- Problem requirements: Search the material below for the string "fires" and list each line that holds it.

• • • •

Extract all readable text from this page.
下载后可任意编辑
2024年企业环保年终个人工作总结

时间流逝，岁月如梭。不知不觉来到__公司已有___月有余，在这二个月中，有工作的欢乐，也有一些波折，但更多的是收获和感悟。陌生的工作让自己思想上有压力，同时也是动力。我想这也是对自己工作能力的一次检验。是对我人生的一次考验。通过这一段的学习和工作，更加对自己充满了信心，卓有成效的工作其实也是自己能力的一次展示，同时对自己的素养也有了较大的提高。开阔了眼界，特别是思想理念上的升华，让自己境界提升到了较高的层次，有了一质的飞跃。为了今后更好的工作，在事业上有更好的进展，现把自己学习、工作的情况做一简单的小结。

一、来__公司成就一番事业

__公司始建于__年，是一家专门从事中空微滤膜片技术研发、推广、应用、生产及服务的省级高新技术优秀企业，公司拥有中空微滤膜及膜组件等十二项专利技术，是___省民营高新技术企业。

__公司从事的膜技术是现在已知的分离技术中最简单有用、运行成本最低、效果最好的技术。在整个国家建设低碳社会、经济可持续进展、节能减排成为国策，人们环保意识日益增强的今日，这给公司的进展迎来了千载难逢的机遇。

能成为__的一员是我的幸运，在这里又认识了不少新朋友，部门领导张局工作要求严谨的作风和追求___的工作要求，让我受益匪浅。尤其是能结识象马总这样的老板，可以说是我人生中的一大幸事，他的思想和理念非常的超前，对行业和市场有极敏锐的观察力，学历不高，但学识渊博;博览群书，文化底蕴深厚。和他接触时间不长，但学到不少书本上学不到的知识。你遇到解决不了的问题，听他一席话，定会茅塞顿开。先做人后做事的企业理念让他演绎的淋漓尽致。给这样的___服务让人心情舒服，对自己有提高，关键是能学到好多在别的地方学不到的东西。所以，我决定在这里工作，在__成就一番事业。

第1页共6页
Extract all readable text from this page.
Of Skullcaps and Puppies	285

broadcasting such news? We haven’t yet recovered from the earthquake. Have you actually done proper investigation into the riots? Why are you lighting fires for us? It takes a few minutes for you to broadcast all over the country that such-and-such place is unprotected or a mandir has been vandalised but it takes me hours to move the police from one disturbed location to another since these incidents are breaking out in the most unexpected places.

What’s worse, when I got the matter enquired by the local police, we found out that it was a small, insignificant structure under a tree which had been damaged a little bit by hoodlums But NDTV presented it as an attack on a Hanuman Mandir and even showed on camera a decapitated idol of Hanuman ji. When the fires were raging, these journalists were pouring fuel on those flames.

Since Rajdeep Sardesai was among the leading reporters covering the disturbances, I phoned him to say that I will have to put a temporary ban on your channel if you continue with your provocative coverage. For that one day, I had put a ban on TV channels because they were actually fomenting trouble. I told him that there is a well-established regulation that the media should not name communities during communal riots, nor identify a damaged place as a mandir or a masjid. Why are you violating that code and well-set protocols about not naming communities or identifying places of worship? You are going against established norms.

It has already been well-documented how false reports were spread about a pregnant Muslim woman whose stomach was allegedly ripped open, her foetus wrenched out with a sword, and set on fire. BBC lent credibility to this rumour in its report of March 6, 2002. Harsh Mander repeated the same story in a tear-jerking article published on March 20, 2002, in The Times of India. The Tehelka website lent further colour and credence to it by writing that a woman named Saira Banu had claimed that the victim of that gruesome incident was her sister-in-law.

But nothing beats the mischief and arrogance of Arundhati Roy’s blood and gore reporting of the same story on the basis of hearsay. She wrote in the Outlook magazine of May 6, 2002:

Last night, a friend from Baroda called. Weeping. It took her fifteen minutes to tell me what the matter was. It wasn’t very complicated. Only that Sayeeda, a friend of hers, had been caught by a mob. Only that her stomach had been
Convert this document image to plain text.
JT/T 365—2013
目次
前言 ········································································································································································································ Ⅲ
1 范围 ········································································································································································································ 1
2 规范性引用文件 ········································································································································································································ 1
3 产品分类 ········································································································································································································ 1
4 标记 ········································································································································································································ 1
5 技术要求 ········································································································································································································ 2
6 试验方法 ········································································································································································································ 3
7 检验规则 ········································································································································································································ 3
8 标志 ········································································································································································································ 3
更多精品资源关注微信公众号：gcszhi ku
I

• • • •

- Exercise answer:
broadcasting such news? We haven’t yet recovered from the earthquake. Have you actually done proper investigation into the riots? Why are you lighting fires for us? It takes a few minutes for you to broadcast all over the country that such-and-such place is unprotected or a mandir has been vandalised but it takes me hours to move the police from one disturbed location to another since these incidents are breaking out in the most unexpected places.
What’s worse, when I got the matter enquired by the local police, we found out that it was a small, insignificant structure under a tree which had been damaged a little bit by hoodlums But NDTV presented it as an attack on a Hanuman Mandir and even showed on camera a decapitated idol of Hanuman ji. When the fires were raging, these journalists were pouring fuel on those flames.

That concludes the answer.